**The problem**: Word for word, quote all of the material, omitting the pictures.

**Task material**:
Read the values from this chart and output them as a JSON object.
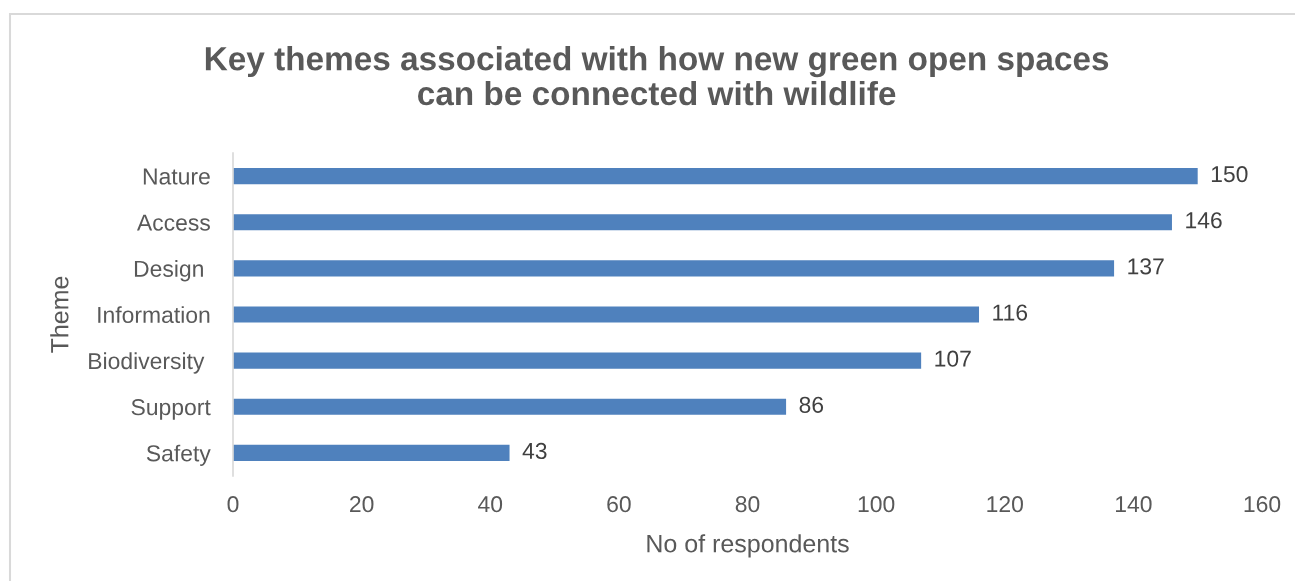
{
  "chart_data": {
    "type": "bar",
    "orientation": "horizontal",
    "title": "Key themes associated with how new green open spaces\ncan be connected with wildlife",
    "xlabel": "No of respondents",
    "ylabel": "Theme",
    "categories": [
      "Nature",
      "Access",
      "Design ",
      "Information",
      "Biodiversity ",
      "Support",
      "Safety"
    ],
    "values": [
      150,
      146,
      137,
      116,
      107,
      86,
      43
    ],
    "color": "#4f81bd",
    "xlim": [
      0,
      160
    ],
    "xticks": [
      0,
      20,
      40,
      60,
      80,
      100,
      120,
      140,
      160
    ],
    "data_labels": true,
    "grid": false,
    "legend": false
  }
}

**Task solution**:
Read the values from this chart and output them as a JSON object.
{
  "chart_data": {
    "type": "bar",
    "orientation": "horizontal",
    "title": "Key themes associated with how new green open spaces\ncan be connected with wildlife",
    "xlabel": "No of respondents",
    "ylabel": "Theme",
    "categories": [
      "Nature",
      "Access",
      "Design ",
      "Information",
      "Biodiversity ",
      "Support",
      "Safety"
    ],
    "values": [
      150,
      146,
      137,
      116,
      107,
      86,
      43
    ],
    "color": "#4f81bd",
    "xlim": [
      0,
      160
    ],
    "xticks": [
      0,
      20,
      40,
      60,
      80,
      100,
      120,
      140,
      160
    ],
    "data_labels": true,
    "grid": false,
    "legend": false
  }
}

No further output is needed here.